*Job*. Filter out everything except lines holding "values".

*Records*.
____________
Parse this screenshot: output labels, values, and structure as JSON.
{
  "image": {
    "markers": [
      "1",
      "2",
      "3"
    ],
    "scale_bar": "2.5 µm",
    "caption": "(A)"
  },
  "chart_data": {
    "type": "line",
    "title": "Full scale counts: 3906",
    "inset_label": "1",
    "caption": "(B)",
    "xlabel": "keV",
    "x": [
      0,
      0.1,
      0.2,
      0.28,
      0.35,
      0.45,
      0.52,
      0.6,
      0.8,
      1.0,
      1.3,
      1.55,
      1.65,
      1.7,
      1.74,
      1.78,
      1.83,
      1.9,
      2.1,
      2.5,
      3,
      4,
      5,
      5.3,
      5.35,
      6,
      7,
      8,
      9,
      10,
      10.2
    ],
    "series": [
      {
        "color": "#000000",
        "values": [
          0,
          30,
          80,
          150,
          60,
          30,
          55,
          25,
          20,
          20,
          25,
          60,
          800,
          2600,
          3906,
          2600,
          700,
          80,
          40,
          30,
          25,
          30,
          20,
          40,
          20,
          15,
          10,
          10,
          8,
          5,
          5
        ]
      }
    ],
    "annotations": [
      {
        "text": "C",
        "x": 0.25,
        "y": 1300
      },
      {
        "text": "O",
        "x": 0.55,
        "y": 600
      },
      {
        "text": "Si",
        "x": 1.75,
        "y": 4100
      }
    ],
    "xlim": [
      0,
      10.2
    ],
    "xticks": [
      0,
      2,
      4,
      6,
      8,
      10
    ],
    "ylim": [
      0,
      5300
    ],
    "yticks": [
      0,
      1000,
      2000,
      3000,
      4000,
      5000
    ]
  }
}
____________
*Answer to the exercise*.
Parse this screenshot: output labels, values, and structure as JSON.
        "values": [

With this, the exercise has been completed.